GIVEN EXERCISE
Look through the listing below and work out how many of its lines hold the word "Jews". Give only the number.

[Data listing]

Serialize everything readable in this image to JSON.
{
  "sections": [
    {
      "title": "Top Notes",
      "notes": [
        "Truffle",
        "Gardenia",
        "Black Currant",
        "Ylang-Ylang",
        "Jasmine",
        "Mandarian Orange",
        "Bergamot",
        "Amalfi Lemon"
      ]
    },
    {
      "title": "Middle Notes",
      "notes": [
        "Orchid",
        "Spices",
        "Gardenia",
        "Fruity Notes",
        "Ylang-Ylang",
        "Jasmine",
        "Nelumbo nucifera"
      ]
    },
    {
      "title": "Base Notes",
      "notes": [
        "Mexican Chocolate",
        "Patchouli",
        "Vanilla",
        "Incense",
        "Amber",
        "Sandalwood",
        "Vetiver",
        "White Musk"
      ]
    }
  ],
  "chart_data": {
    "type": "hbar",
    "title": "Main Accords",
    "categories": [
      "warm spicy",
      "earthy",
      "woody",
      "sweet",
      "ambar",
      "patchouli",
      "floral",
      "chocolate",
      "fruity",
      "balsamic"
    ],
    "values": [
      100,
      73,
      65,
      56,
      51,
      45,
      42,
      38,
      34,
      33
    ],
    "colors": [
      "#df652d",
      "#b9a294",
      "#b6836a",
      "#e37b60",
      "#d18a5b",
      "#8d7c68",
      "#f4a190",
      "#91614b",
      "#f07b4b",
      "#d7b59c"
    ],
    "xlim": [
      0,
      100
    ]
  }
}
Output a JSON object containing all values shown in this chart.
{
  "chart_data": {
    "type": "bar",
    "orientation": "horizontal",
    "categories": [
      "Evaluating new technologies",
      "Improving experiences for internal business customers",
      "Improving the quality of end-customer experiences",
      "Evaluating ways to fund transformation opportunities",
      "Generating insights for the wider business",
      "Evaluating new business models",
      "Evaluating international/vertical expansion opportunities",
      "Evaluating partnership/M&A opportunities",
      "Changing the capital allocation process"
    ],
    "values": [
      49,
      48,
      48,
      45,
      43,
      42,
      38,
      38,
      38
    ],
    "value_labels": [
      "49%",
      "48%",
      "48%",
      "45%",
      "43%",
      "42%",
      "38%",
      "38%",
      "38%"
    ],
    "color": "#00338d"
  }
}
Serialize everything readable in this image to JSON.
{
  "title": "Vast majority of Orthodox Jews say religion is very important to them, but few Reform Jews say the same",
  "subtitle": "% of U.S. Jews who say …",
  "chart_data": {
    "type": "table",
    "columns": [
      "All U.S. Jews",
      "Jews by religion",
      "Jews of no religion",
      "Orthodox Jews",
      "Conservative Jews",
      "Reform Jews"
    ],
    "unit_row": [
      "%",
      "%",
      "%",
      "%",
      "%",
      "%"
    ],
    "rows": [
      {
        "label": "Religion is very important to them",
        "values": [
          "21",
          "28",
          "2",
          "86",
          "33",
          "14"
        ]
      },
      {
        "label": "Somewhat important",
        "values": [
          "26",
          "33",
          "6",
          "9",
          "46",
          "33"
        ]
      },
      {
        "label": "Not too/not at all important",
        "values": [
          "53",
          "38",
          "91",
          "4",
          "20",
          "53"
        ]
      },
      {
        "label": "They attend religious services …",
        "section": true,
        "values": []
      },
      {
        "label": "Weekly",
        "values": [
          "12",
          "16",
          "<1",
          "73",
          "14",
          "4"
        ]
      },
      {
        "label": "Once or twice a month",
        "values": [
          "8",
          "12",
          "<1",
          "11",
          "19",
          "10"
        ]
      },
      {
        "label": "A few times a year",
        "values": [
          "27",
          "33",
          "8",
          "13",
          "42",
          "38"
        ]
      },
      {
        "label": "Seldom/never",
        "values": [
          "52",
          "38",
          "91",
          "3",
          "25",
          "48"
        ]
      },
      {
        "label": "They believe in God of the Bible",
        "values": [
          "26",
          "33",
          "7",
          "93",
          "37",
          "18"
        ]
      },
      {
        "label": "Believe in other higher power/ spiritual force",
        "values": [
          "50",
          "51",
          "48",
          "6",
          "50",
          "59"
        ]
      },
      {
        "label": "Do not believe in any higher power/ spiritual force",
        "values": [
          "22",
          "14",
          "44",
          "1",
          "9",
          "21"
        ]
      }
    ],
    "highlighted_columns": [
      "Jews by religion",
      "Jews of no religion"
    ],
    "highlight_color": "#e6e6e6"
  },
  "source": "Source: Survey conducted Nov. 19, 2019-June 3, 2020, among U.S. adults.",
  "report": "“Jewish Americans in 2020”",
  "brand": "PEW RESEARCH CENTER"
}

ANSWER TO THIS TASK
10